Task goal ▸ From the listing below, select every line where the word "Suite" appears.

··· Information shown

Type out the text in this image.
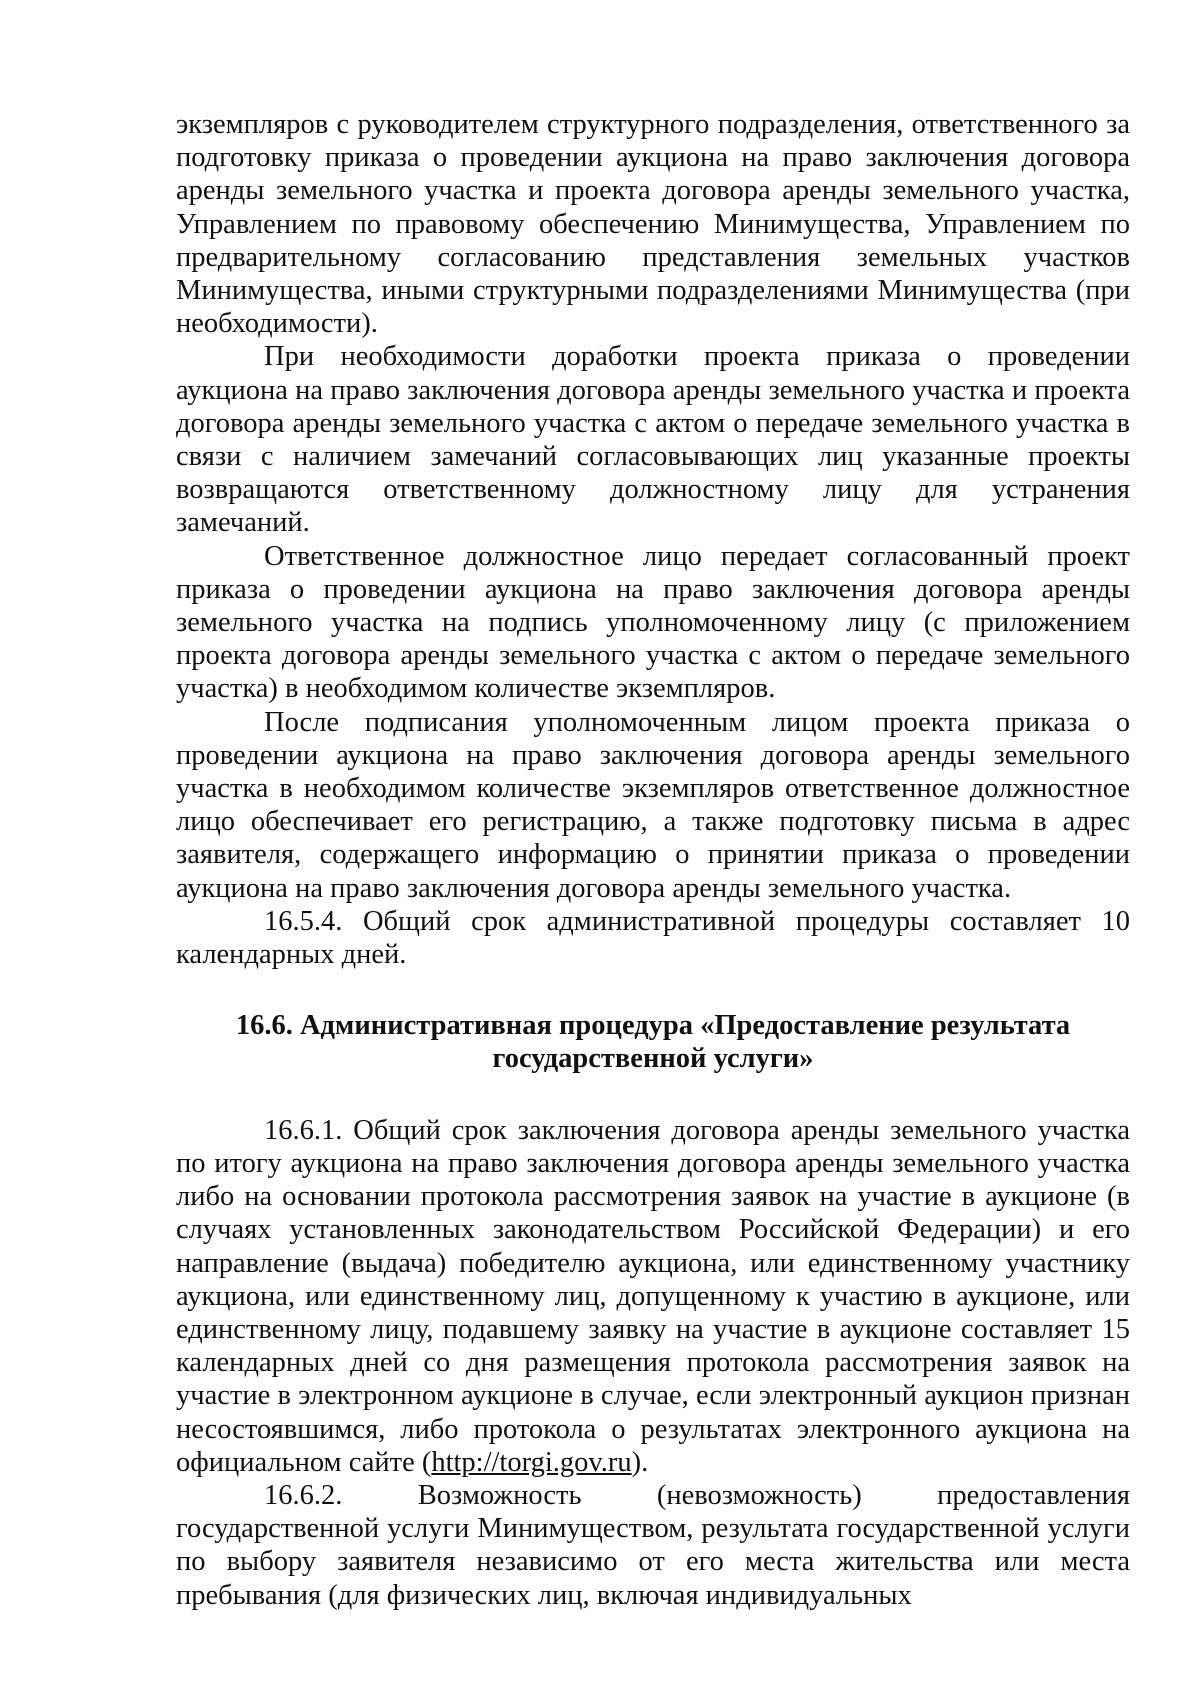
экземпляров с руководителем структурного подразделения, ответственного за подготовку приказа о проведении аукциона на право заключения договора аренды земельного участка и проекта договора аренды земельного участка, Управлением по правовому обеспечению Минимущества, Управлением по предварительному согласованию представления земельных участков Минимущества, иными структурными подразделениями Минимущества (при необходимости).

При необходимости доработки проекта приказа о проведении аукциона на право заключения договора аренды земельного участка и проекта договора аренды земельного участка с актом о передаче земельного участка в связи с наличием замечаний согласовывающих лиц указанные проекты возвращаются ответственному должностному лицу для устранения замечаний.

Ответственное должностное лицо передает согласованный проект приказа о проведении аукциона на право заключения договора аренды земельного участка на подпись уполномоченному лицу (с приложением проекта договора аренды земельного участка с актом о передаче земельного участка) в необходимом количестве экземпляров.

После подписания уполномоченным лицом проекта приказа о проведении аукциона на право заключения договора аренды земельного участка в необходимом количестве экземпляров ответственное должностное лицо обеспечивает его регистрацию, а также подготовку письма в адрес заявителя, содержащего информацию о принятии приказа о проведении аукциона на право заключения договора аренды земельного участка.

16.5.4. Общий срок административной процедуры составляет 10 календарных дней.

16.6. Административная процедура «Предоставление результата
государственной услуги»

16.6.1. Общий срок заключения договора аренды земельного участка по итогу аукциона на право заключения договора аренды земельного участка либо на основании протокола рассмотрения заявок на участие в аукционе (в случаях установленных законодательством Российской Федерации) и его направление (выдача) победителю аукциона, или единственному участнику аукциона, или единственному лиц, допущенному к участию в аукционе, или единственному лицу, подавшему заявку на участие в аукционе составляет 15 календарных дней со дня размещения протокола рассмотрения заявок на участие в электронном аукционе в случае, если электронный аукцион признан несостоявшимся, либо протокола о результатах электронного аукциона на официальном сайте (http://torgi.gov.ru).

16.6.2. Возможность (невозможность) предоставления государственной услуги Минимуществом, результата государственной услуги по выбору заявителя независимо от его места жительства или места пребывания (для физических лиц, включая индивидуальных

······
··· Information shown

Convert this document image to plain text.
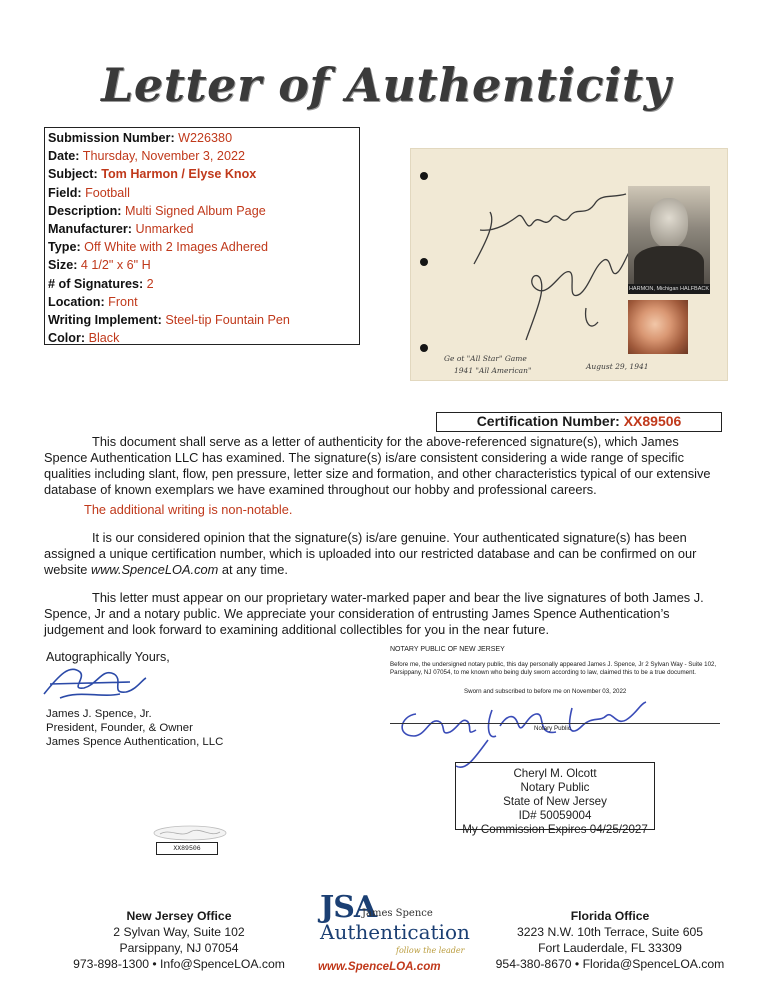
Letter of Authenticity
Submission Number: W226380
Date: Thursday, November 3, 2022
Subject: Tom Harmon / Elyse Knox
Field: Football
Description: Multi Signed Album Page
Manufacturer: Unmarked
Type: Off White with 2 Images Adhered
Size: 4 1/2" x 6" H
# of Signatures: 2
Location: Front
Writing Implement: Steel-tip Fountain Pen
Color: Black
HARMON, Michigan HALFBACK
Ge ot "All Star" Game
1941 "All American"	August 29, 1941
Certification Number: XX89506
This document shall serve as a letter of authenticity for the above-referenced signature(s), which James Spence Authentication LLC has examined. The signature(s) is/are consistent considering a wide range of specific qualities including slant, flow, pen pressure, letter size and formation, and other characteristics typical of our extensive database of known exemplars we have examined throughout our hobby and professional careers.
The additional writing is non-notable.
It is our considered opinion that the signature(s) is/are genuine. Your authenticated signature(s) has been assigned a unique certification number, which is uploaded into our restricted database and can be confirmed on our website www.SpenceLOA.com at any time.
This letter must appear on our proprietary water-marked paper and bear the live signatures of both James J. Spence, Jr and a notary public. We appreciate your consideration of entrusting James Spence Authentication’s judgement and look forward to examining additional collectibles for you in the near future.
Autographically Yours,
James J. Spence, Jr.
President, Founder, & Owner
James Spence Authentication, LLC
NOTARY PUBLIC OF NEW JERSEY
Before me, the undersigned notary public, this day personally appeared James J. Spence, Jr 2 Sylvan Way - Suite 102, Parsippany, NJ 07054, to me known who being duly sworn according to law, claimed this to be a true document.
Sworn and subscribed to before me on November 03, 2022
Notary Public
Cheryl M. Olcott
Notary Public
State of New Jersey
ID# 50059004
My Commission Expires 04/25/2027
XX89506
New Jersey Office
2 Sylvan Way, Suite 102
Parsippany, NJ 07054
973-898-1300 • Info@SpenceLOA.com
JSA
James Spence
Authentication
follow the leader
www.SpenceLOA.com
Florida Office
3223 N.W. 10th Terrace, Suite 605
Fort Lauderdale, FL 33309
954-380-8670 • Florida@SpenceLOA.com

······

Solution ▸
Before me, the undersigned notary public, this day personally appeared James J. Spence, Jr 2 Sylvan Way - Suite 102, Parsippany, NJ 07054, to me known who being duly sworn according to law, claimed this to be a true document.
2 Sylvan Way, Suite 102
3223 N.W. 10th Terrace, Suite 605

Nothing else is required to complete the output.